- [Records]
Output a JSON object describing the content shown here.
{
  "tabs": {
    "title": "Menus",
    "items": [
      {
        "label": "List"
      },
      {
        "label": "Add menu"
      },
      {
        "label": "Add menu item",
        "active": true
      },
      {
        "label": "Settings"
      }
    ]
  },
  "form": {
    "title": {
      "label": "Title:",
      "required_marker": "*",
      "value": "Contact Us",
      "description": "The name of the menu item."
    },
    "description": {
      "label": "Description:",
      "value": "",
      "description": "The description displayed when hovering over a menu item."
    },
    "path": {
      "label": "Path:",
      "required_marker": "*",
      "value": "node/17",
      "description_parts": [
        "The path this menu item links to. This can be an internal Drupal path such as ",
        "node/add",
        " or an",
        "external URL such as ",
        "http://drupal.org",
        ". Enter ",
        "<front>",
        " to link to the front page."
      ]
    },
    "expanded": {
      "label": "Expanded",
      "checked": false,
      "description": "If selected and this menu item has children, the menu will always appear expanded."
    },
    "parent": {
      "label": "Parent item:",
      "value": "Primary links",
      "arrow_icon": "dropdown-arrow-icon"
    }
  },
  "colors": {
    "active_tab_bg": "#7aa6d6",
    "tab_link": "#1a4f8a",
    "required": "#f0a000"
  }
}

- [Exercise goal] Return all of the entries word for word.

- [Correct output]
Output a JSON object describing the content shown here.
{
  "tabs": {
    "title": "Menus",
    "items": [
      {
        "label": "List"
      },
      {
        "label": "Add menu"
      },
      {
        "label": "Add menu item",
        "active": true
      },
      {
        "label": "Settings"
      }
    ]
  },
  "form": {
    "title": {
      "label": "Title:",
      "required_marker": "*",
      "value": "Contact Us",
      "description": "The name of the menu item."
    },
    "description": {
      "label": "Description:",
      "value": "",
      "description": "The description displayed when hovering over a menu item."
    },
    "path": {
      "label": "Path:",
      "required_marker": "*",
      "value": "node/17",
      "description_parts": [
        "The path this menu item links to. This can be an internal Drupal path such as ",
        "node/add",
        " or an",
        "external URL such as ",
        "http://drupal.org",
        ". Enter ",
        "<front>",
        " to link to the front page."
      ]
    },
    "expanded": {
      "label": "Expanded",
      "checked": false,
      "description": "If selected and this menu item has children, the menu will always appear expanded."
    },
    "parent": {
      "label": "Parent item:",
      "value": "Primary links",
      "arrow_icon": "dropdown-arrow-icon"
    }
  },
  "colors": {
    "active_tab_bg": "#7aa6d6",
    "tab_link": "#1a4f8a",
    "required": "#f0a000"
  }
}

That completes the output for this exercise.